Problem details:
Look for the string "químicos" in the lines and copy each line that has it.
BEGIN Information shown
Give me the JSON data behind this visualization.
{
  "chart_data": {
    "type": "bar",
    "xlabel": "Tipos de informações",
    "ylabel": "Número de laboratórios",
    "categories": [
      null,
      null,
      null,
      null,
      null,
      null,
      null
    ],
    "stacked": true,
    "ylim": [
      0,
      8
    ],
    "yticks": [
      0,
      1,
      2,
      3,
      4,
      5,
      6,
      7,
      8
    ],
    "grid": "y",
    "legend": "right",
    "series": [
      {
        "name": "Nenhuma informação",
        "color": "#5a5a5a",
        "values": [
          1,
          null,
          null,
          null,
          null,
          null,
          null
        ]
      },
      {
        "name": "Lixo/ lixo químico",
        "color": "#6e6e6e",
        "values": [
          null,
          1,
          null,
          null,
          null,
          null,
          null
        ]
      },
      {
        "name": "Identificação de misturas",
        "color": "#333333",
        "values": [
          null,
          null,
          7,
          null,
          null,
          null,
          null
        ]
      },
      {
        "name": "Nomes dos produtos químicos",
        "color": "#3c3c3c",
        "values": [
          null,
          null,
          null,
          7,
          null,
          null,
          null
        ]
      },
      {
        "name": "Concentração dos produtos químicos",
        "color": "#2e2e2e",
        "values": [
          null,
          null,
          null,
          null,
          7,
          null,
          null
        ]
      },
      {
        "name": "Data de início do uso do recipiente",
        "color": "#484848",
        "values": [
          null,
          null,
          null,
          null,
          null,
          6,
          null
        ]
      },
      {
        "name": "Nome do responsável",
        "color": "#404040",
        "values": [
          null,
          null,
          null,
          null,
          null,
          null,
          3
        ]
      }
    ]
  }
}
END Information shown
Problem solution:
        "name": "Nomes dos produtos químicos",
        "name": "Concentração dos produtos químicos",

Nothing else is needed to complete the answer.